É o destino, freguês..

Nada como um adversário para nos reabilitar, nos retirar das tumbas, como walking deads. E ele apareceu na hora precisa. A vitória de ontem sobre o velho freguês tricolor desanuviou a nuvem do Z4 que pairou sobre nós, muito embora, com os resultados de hoje, estarmos a 3 pontos do Z4 e a 3 do G6. Mas a importância desta vitória é maior do que tudo isso. Traz a tranquilidade necessária para os 14 dias de parada do Brasileiro 2017.

Tivemos ontem uma partida corrida, mas que tecnicamente deixou um pouco a desejar. Quanto ao nosso time, Valdir montou a equipe em um 4-1-4-1 e foi bem sucedido. O time jogou com uma determinação que há muito não se via. Jogou com raça, correu bastante, marcou bem o adversário. O tricolor das Laranjeiras praticamente não nos ameaçou. Martin Silva fez apenas uma defesa, e nossa zaga se comportou como há muito não se via. Ficou a impressão de que os 5 jogos sem vitória eram para derrubar MM. Só o tempo dirá. E se ficar comprovado isso mais adiante, dever-se-á cobrar deste elenco essa atitude tacanha, caso não consigamos um G6. Ou, pior, se ocorrer um eventual Z4, pois perdemos pontos importantes nesta série ruim. No primeiro tempo, o Vasco se postou bem defensivamente, esperando o Fluminense em seu campo. O que se viu foi o Fluminense com a posse de bola, tentando penetrar em nossa defesa. Com a derrota para o Bahia, optou-se por jogar fechado para aproveitar o erro adversário. E fomos bem sucedidos. No primeiro tempo, o Fluminense teve apenas uma chance de gol e tivemos 4 chances claras. No contra-ataque, fomos precisos e, em um deles, Mateus Vital tomou a bola no campo de defesa, tocou para Andrés Rios, que rolou para Ramon, que vinha de trás e este solta um petardo de canhota, preciso, no ângulo de Julio César. Vasco 1 a 0. Poucos minutos depois, falta na entrada da área tricolor e Nenê cobra para grande defesa de Julio Cesar. E o primeiro tempo ficou aí.

Registros de dados —
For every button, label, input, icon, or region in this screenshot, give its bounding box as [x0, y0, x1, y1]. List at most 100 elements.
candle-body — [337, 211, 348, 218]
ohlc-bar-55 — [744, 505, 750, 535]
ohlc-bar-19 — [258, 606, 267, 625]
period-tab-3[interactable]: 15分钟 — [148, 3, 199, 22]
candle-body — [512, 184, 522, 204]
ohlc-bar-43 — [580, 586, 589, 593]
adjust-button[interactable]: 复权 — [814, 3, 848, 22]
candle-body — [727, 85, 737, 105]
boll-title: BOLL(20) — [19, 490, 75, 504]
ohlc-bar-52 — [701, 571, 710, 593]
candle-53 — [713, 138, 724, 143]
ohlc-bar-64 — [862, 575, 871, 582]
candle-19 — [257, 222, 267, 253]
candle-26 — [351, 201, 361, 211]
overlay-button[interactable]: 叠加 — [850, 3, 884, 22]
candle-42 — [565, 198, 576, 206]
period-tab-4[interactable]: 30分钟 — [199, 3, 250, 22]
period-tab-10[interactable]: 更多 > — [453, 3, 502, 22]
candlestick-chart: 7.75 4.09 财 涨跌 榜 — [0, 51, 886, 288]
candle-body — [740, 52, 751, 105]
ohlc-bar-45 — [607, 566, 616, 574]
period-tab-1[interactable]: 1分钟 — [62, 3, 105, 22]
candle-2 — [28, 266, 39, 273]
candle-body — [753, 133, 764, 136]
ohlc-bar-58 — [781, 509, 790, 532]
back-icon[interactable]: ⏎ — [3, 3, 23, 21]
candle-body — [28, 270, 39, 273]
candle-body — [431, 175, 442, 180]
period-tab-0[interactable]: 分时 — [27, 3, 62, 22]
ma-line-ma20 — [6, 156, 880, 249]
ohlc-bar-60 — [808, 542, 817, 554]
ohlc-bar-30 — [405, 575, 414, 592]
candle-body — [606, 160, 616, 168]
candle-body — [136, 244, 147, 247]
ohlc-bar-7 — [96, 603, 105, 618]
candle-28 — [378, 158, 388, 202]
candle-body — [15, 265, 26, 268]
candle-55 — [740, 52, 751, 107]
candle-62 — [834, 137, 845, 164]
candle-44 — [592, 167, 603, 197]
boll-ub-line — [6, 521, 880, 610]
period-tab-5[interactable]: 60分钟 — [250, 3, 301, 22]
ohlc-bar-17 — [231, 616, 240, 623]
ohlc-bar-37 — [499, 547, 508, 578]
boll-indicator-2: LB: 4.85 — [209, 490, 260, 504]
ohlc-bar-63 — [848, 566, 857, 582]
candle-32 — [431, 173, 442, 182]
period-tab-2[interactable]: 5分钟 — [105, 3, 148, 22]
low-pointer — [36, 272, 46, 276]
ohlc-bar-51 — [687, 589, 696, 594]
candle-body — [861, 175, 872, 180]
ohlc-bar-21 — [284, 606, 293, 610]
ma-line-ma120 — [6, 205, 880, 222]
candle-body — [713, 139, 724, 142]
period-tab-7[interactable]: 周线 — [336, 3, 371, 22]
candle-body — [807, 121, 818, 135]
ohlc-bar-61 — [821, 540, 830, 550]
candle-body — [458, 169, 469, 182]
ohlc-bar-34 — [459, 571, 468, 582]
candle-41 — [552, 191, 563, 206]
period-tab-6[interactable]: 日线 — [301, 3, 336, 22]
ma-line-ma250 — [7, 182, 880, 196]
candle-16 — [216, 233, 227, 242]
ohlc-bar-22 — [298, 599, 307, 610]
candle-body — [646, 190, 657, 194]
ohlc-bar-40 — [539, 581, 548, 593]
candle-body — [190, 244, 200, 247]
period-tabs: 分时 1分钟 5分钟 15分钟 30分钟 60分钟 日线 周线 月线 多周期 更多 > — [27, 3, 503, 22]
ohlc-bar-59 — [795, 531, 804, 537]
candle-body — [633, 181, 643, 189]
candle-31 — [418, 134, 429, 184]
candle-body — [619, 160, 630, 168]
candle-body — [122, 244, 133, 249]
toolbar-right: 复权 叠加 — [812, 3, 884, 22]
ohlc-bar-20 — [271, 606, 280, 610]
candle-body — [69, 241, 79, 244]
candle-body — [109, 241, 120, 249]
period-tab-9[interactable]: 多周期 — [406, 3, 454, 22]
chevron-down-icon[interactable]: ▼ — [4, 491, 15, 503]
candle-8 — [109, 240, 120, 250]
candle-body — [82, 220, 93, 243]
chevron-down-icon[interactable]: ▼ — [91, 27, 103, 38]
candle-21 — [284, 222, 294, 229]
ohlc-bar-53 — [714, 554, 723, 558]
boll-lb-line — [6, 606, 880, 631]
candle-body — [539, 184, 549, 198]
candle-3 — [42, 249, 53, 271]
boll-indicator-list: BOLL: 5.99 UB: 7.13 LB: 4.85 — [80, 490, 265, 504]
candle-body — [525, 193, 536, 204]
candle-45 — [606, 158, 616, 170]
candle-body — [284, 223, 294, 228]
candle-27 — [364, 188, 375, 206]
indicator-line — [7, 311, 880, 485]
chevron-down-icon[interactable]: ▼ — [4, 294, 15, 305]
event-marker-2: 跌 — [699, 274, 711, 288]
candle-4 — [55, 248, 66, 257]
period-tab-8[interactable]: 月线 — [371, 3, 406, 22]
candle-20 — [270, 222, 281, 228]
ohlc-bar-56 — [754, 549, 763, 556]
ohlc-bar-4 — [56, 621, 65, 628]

Complete o seguinte —
(a) Reproduza fielmente o trecho da crônica sobre a vitória do Vasco contra o Fluminense que vai de "É o destino, freguês.." a "do Brasileiro 2017.", inclusive.
(b) Dê prosseguimento à crônica sobre a vitória do Vasco contra o Fluminense a partir do ponto em que ela se encerra.

Respostas escritas —
(a)
É o destino, freguês..

Nada como um adversário para nos reabilitar, nos retirar das tumbas, como walking deads. E ele apareceu na hora precisa. A vitória de ontem sobre o velho freguês tricolor desanuviou a nuvem do Z4 que pairou sobre nós, muito embora, com os resultados de hoje, estarmos a 3 pontos do Z4 e a 3 do G6. Mas a importância desta vitória é maior do que tudo isso. Traz a tranquilidade necessária para os 14 dias de parada do Brasileiro 2017.

(b)
Com 1 a 0 no placar, o Vasco voltou da mesma forma que jogou no primeiro tempo. E foi ainda mais perigoso nos contra-ataques. O Fluminense veio com tudo para cima e se abriu ainda mais, gerando os generosos espaços para os nosso perigosos contra-ataques. Tivemos inúmeras chances de matar o jogo. Nenê teve duas dessas chances: uma em cobrança de falta rente à trave e outra em que ele recebeu cruzamento de Madson, fez boa jogada, se enrolou no primeiro lance, mas no segundo, deu um toque magistral de calcanhar, que Gustavo Scarpa salvou. Depois’com Guilherme Costa em lugar de Wagner, este tabelou com Mateus Vital e tocou para aquele que, livre chutou fraco para fácil defesa de Julio Cesar. No finalzinho, Guilherme Costa enfiou outra bola, desta vez para Paulinho, que havia entrado no lugar de Nenê, e perdeu um gol incrível. O tricolor só teve um lance perigoso em que Jean chutou em cima de Scarpa e Martin Silva, atento, defendeu tranquilo. Tivemos ontem uma boa atuação, mostrando uma boa consistência. A dupla de zaga foi muito bem ontem, mas o destaque foi Ramon que, além do golaço decisivo, marcou bem e ajudou muito no ataque. O grande destaque de ontem, ao lado de Nenê. A defesa foi muito bem ontem.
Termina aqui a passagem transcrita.